Continue the breaded pork scallops recipe from its last step, adding the remaining preparation steps in the same bulleted style.

→ **Passage provided**
########
BREADED PORK SCALLOPS (MEDAILLONS DE PORC A L'ANGLAISE)



Breaded Pork Scallops (Medaillons de Porc a l'Anglaise) image

Provided by Pierre Franey

Categories     dinner, easy, quick, main course

Time 25m

Yield 4 servings

Number Of Ingredients 10

1 1/2 pounds boneless loin of pork, trimmed of almost all fat
Salt to taste if desired
Freshly ground pepper to taste
1 egg
3 tablespoons water
1/2 cup plus 1 tablespoon corn, peanut or vegetable oil
1/3 cup flour
1 cup fine fresh bread crumbs
3 tablespoons butter, optional
Lemon wedges for garnish

Steps:

  • Cut meat or have it cut crosswise into 12 slices of equal thickness. Pound each lightly with flat mallet. Arrange on flat surface and sprinkle with salt and pepper on both sides.
########
→ **Data section**
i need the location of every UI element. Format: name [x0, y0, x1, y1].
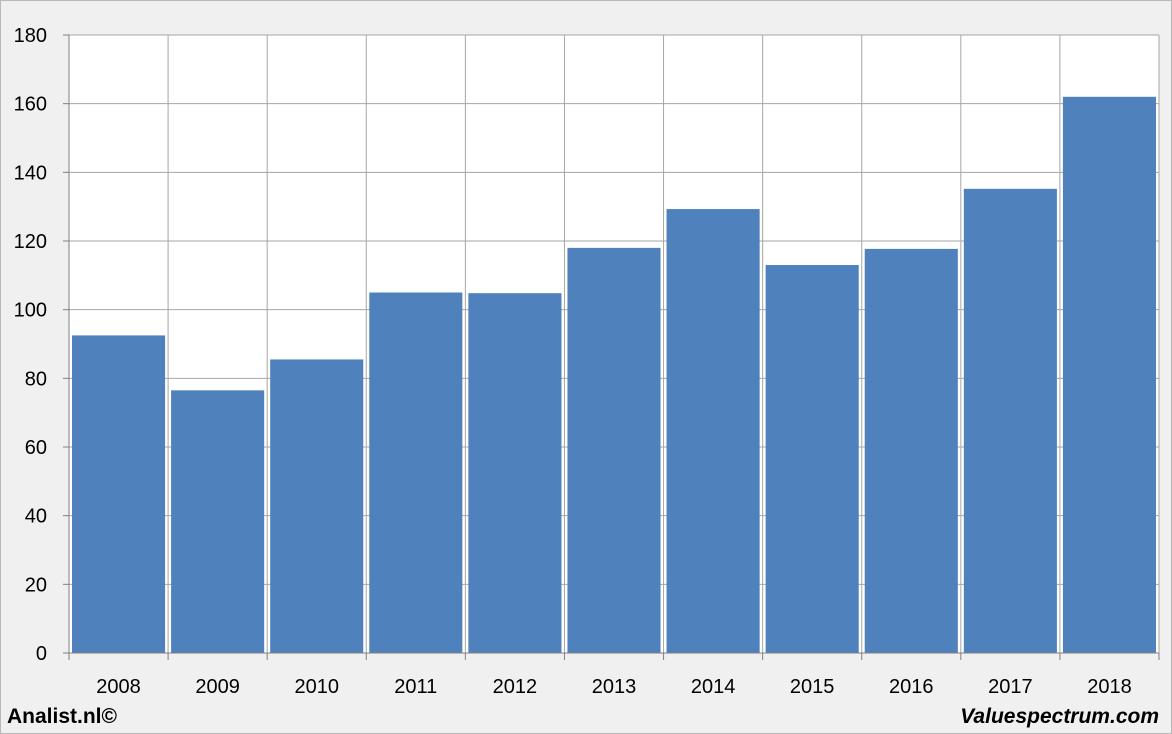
########
→ **The answer**
  • In side dish combine egg, water, one tablespoon oil, salt and pepper. Beat well to blend.
  • Put flour in second dish and bread crumbs in third.
  • Dip pork slices in flour to coat thoroughly, shaking off excess. Dip each in egg mixture and then in crumbs to coat well. Pat to help crumbs adhere.
  • Heat about 1/4 cup of oil in large, heavy skillet and add a few breaded slices to fill skillet without crowding. Cook about 5 minutes on one side until golden brown. Turn and cook about 5 minutes or slightly longer on other side. Transfer to warm platter. Continue adding oil and pork until all are cooked.
  • Heat butter until lightly browned and pour over meat. Serve with lemon wedges.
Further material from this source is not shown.